Problem description: In the records that follow, show each line where the word "author" is present.

Supplied material:
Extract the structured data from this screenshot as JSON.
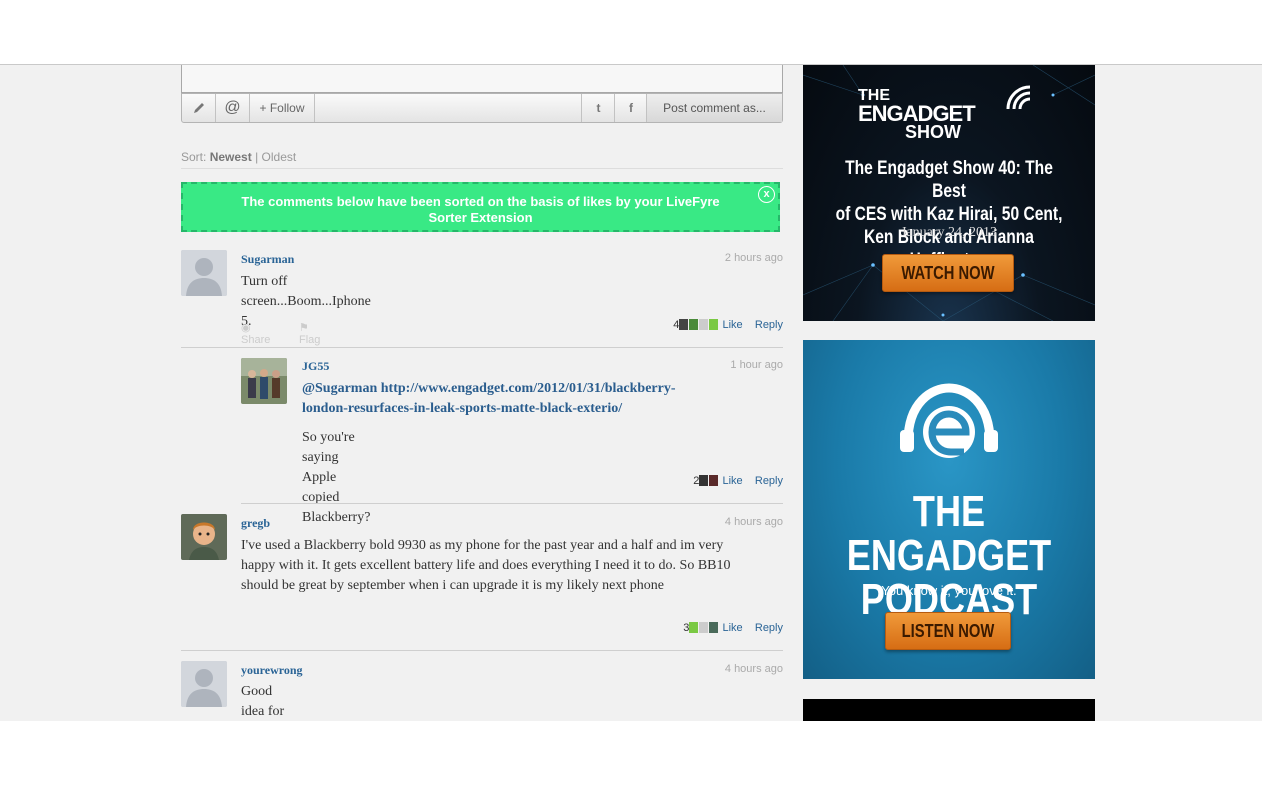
{
  "composer": {
    "follow_label": "+ Follow",
    "post_label": "Post comment as..."
  },
  "sort": {
    "prefix": "Sort:",
    "newest": "Newest",
    "separator": "|",
    "oldest": "Oldest"
  },
  "banner": {
    "text_line1": "The comments below have been sorted on the basis of likes by your LiveFyre",
    "text_line2": "Sorter Extension",
    "close_label": "x"
  },
  "comments": [
    {
      "author": "Sugarman",
      "time": "2 hours ago",
      "text": "Turn off screen...Boom...Iphone 5.",
      "likes": "4",
      "like_label": "Like",
      "reply_label": "Reply",
      "share_label": "Share",
      "flag_label": "Flag"
    },
    {
      "author": "JG55",
      "time": "1 hour ago",
      "mention": "@Sugarman",
      "link_text": "http://www.engadget.com/2012/01/31/blackberry-london-resurfaces-in-leak-sports-matte-black-exterio/",
      "link_line1": "http://www.engadget.com/2012/01/31/blackberry-",
      "link_line2": "london-resurfaces-in-leak-sports-matte-black-exterio/",
      "text": "So you're saying Apple copied Blackberry?",
      "likes": "2",
      "like_label": "Like",
      "reply_label": "Reply"
    },
    {
      "author": "gregb",
      "time": "4 hours ago",
      "text_line1": "I've used a Blackberry bold 9930 as my phone for the past year and a half and im very",
      "text_line2": "happy with it. It gets excellent battery life and does everything  I need it to do. So BB10",
      "text_line3": "should be great by september when i can upgrade it is my likely next phone",
      "likes": "3",
      "like_label": "Like",
      "reply_label": "Reply"
    },
    {
      "author": "yourewrong",
      "time": "4 hours ago",
      "text": "Good idea for articles. Looking forward to your reports!"
    }
  ],
  "ads": {
    "show": {
      "logo_line1": "THE",
      "logo_line2": "ENGADGET",
      "logo_line3": "SHOW",
      "title_line1": "The Engadget Show 40: The Best",
      "title_line2": "of CES with Kaz Hirai, 50 Cent,",
      "title_line3": "Ken Block and Arianna Huffington",
      "date": "January 24, 2013",
      "button": "WATCH NOW"
    },
    "podcast": {
      "title_line1": "THE ENGADGET",
      "title_line2": "PODCAST",
      "tagline": "You know it, you love it.",
      "button": "LISTEN NOW"
    }
  }
}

Answer to the problem:
      "author": "Sugarman",
      "author": "JG55",
      "author": "gregb",
      "author": "yourewrong",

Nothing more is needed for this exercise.